╭──
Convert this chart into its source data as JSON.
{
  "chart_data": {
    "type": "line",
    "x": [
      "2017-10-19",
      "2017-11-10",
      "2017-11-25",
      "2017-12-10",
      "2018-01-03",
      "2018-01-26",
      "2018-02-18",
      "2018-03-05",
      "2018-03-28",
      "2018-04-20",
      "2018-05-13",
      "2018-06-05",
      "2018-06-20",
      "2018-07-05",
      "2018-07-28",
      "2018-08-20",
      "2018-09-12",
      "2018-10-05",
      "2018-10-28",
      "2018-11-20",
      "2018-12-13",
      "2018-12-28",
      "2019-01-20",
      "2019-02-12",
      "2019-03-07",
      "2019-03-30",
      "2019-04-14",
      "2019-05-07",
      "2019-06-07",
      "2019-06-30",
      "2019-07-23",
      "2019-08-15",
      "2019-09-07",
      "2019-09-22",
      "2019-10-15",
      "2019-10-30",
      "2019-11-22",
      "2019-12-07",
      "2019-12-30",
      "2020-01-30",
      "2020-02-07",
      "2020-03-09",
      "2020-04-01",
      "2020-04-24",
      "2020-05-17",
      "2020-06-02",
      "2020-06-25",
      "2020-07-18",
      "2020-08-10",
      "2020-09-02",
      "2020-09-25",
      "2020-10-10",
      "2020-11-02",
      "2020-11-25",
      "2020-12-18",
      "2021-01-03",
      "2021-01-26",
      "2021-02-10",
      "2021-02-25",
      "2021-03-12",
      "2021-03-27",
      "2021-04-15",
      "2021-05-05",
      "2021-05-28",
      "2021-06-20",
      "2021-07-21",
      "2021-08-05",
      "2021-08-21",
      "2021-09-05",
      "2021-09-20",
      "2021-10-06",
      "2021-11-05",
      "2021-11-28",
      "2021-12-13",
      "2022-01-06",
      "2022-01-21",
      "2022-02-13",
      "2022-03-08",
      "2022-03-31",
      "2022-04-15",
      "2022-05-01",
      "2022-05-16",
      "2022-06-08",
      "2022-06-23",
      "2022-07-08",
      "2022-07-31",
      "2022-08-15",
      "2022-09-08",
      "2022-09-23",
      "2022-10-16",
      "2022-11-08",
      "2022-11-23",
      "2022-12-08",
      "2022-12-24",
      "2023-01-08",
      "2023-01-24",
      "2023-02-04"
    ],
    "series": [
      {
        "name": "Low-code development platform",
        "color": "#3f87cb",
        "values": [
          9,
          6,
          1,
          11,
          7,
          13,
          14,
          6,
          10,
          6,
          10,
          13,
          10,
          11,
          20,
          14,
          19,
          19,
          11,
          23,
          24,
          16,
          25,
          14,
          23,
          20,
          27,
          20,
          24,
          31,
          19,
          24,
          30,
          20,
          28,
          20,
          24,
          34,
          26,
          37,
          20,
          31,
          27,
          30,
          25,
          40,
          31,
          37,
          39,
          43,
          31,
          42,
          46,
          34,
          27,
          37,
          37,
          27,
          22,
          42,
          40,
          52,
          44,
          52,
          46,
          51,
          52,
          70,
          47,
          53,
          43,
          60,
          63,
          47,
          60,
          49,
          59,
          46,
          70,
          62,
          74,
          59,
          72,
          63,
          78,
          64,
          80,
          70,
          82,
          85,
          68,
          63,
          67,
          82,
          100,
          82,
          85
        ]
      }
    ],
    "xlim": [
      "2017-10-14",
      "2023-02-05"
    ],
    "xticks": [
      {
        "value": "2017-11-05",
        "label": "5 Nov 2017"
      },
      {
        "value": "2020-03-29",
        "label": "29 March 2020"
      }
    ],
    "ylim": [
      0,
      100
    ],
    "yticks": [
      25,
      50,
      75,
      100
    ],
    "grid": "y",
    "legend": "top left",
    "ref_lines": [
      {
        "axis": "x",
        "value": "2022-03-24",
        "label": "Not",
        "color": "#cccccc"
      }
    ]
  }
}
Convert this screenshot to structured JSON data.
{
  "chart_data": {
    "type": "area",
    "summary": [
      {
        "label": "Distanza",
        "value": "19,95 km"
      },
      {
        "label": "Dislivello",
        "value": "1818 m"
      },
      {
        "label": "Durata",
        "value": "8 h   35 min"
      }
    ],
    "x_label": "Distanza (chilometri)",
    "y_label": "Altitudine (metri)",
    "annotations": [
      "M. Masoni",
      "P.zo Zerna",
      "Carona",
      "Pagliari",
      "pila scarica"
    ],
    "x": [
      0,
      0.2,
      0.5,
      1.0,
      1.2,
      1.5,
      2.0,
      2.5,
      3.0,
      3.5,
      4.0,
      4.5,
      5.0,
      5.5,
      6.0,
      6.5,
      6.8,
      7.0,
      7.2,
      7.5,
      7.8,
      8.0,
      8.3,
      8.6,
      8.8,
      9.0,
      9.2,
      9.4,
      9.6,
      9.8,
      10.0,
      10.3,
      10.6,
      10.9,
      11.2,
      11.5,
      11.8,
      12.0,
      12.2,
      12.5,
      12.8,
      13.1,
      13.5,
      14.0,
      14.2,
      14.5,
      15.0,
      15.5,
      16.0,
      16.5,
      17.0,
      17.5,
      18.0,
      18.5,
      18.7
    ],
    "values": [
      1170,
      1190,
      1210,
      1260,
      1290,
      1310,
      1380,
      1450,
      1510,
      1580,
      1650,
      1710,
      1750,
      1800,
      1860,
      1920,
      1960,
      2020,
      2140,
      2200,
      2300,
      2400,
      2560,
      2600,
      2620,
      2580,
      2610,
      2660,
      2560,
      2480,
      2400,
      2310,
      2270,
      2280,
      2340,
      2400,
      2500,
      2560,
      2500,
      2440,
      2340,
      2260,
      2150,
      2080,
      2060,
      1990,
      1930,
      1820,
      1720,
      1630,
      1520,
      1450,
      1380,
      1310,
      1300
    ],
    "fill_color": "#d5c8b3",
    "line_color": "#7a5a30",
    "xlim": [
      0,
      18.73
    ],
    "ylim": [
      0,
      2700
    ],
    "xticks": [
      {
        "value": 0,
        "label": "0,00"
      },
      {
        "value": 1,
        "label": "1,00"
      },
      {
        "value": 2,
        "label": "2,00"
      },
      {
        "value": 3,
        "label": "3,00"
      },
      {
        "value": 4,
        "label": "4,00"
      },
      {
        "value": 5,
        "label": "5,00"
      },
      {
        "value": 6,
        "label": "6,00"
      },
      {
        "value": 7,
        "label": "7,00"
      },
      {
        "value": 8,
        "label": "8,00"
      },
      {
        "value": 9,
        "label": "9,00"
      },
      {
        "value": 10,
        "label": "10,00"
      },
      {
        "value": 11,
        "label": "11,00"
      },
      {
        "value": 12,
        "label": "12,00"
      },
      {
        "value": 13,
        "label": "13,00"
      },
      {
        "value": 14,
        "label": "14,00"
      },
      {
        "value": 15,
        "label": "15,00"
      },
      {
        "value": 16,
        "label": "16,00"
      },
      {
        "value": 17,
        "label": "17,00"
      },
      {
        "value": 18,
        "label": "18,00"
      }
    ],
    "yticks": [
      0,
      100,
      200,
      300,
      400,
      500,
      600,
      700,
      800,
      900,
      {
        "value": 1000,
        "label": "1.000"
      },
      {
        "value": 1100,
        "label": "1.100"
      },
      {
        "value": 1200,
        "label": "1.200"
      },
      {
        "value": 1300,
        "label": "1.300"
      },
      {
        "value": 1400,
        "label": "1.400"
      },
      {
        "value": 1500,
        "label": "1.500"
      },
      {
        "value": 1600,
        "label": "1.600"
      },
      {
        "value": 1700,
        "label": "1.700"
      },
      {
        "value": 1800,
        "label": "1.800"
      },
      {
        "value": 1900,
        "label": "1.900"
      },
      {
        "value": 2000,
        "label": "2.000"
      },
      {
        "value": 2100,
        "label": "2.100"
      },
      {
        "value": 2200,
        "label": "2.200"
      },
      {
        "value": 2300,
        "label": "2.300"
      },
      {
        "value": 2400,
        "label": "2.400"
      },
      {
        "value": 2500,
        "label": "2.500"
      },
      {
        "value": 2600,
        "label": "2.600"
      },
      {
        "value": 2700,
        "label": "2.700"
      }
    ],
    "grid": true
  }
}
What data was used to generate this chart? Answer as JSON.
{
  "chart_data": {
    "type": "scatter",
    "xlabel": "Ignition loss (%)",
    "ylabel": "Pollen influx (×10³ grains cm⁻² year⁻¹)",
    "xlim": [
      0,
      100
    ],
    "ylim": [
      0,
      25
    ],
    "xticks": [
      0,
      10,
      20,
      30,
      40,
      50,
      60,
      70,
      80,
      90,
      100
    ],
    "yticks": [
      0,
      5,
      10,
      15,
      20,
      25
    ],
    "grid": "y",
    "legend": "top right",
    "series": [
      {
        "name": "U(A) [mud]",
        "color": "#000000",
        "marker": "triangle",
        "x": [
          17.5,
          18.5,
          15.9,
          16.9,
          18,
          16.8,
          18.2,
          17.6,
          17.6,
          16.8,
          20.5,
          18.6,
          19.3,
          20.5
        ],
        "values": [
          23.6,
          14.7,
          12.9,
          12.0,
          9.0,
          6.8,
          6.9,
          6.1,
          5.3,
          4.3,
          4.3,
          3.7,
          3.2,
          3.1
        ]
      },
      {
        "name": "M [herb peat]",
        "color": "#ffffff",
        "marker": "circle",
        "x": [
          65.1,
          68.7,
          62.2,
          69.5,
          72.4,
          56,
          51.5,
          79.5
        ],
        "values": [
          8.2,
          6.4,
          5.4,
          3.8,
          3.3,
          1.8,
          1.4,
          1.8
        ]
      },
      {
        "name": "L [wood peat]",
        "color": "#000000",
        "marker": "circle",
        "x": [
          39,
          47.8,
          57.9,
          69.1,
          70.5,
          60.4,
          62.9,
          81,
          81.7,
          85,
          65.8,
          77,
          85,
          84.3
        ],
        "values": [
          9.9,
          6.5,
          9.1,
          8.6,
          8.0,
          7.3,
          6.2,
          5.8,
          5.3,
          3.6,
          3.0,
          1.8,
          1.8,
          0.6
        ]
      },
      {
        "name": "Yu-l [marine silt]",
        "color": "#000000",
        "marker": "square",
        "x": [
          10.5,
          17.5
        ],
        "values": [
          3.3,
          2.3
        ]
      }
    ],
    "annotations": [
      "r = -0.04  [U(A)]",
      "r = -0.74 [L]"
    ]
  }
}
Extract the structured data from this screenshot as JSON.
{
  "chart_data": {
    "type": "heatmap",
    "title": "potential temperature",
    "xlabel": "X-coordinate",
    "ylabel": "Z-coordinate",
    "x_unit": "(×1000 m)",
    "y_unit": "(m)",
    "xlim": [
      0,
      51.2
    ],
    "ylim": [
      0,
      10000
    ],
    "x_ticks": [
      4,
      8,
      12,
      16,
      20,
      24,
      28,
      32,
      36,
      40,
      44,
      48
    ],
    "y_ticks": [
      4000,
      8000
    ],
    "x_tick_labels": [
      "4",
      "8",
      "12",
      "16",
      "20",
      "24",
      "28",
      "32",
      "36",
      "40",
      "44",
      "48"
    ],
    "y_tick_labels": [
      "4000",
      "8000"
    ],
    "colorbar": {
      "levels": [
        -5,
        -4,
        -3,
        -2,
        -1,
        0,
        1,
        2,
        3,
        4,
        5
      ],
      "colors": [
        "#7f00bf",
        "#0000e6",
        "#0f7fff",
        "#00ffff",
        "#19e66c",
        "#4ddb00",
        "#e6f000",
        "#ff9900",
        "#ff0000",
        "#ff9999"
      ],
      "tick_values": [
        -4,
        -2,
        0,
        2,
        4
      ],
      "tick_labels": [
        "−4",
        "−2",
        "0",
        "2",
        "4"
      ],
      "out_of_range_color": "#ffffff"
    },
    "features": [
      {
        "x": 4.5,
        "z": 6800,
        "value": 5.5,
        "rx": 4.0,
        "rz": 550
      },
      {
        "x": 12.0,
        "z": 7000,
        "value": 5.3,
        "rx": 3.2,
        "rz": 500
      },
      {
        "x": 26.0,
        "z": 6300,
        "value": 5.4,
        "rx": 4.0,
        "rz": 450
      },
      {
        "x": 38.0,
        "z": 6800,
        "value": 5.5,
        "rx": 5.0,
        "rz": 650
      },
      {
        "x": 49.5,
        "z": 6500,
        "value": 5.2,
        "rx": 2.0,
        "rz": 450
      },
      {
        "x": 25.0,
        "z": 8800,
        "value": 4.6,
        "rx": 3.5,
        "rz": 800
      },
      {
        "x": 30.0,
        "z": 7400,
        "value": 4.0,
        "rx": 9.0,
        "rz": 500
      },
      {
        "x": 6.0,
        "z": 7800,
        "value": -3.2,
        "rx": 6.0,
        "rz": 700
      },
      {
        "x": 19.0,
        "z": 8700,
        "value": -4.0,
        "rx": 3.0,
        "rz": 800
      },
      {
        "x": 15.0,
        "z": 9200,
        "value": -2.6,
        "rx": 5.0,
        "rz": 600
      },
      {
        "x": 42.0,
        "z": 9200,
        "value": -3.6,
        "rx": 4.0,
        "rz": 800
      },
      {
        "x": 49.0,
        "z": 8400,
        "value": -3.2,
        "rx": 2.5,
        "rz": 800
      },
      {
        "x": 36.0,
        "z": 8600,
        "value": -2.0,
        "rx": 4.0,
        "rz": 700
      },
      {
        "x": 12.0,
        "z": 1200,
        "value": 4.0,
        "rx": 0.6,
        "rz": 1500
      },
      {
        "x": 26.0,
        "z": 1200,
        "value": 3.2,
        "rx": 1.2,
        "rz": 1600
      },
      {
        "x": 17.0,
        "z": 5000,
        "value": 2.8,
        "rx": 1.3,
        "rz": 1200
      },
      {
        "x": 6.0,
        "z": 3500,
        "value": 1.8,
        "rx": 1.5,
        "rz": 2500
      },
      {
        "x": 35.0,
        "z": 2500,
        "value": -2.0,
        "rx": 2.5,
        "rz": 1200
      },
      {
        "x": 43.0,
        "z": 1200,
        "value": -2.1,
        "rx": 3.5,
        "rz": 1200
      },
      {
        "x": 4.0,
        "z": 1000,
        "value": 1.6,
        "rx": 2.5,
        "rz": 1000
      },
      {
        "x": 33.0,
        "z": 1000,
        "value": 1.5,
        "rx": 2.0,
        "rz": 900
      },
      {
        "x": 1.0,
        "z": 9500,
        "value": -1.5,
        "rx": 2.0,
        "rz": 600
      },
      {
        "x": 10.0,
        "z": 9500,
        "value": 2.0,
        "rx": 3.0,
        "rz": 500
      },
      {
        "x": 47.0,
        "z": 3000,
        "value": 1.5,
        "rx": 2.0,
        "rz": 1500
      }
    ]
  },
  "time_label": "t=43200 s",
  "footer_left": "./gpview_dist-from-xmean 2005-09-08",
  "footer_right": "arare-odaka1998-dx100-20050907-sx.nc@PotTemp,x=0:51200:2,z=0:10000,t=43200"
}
╰──
* AIM OF THE TASK:
Copy out every line with the word "ffffff".

* WRITTEN SOLUTION:
        "color": "#ffffff",
      "out_of_range_color": "#ffffff"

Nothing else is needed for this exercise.